● Saved data entries:
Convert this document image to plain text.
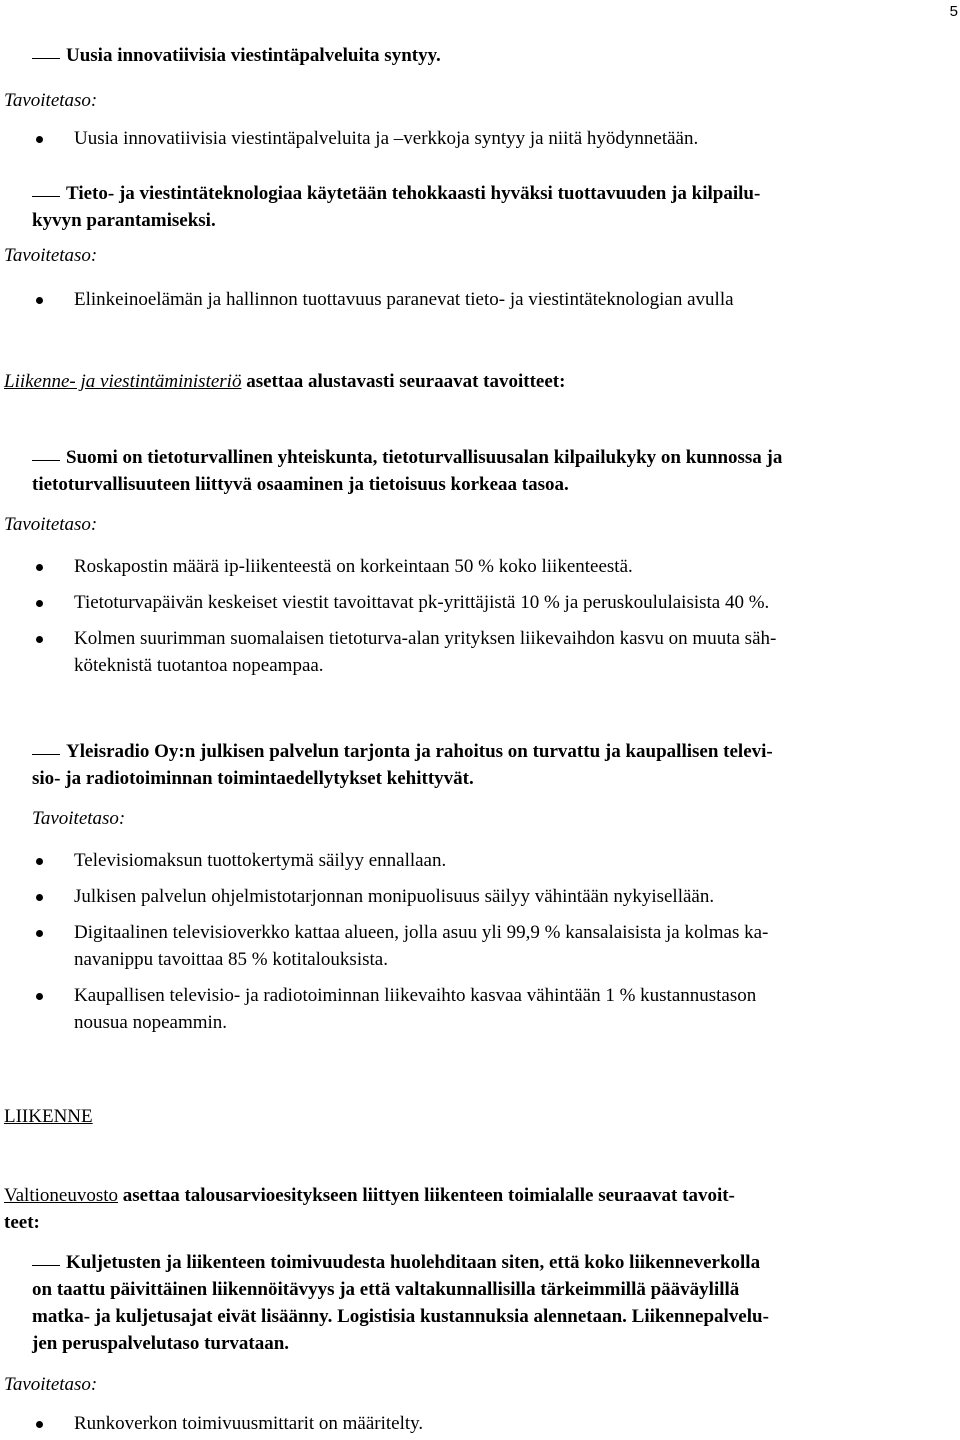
5
Uusia innovatiivisia viestintäpalveluita syntyy.
Tavoitetaso:
Uusia innovatiivisia viestintäpalveluita ja –verkkoja syntyy ja niitä hyödynnetään.
Tieto- ja viestintäteknologiaa käytetään tehokkaasti hyväksi tuottavuuden ja kilpailu-
kyvyn parantamiseksi.
Tavoitetaso:
Elinkeinoelämän ja hallinnon tuottavuus paranevat tieto- ja viestintäteknologian avulla
Liikenne- ja viestintäministeriö asettaa alustavasti seuraavat tavoitteet:
Suomi on tietoturvallinen yhteiskunta, tietoturvallisuusalan kilpailukyky on kunnossa ja
tietoturvallisuuteen liittyvä osaaminen ja tietoisuus korkeaa tasoa.
Tavoitetaso:
Roskapostin määrä ip-liikenteestä on korkeintaan 50 % koko liikenteestä.
Tietoturvapäivän keskeiset viestit tavoittavat pk-yrittäjistä 10 % ja peruskoululaisista 40 %.
Kolmen suurimman suomalaisen tietoturva-alan yrityksen liikevaihdon kasvu on muuta säh-
köteknistä tuotantoa nopeampaa.
Yleisradio Oy:n julkisen palvelun tarjonta ja rahoitus on turvattu ja kaupallisen televi-
sio- ja radiotoiminnan toimintaedellytykset kehittyvät.
Tavoitetaso:
Televisiomaksun tuottokertymä säilyy ennallaan.
Julkisen palvelun ohjelmistotarjonnan monipuolisuus säilyy vähintään nykyisellään.
Digitaalinen televisioverkko kattaa alueen, jolla asuu yli 99,9 % kansalaisista ja kolmas ka-
navanippu tavoittaa 85 % kotitalouksista.
Kaupallisen televisio- ja radiotoiminnan liikevaihto kasvaa vähintään 1 % kustannustason
nousua nopeammin.
LIIKENNE
Valtioneuvosto asettaa talousarvioesitykseen liittyen liikenteen toimialalle seuraavat tavoit-
teet:
Kuljetusten ja liikenteen toimivuudesta huolehditaan siten, että koko liikenneverkolla
on taattu päivittäinen liikennöitävyys ja että valtakunnallisilla tärkeimmillä pääväylillä
matka- ja kuljetusajat eivät lisäänny. Logistisia kustannuksia alennetaan. Liikennepalvelu-
jen peruspalvelutaso turvataan.
Tavoitetaso:
Runkoverkon toimivuusmittarit on määritelty.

● DIRECTIONS FOR THIS TASK:
Filter lines by "Uusia" and return each hit.

● THE RESPONSE:
Uusia innovatiivisia viestintäpalveluita syntyy.
Uusia innovatiivisia viestintäpalveluita ja –verkkoja syntyy ja niitä hyödynnetään.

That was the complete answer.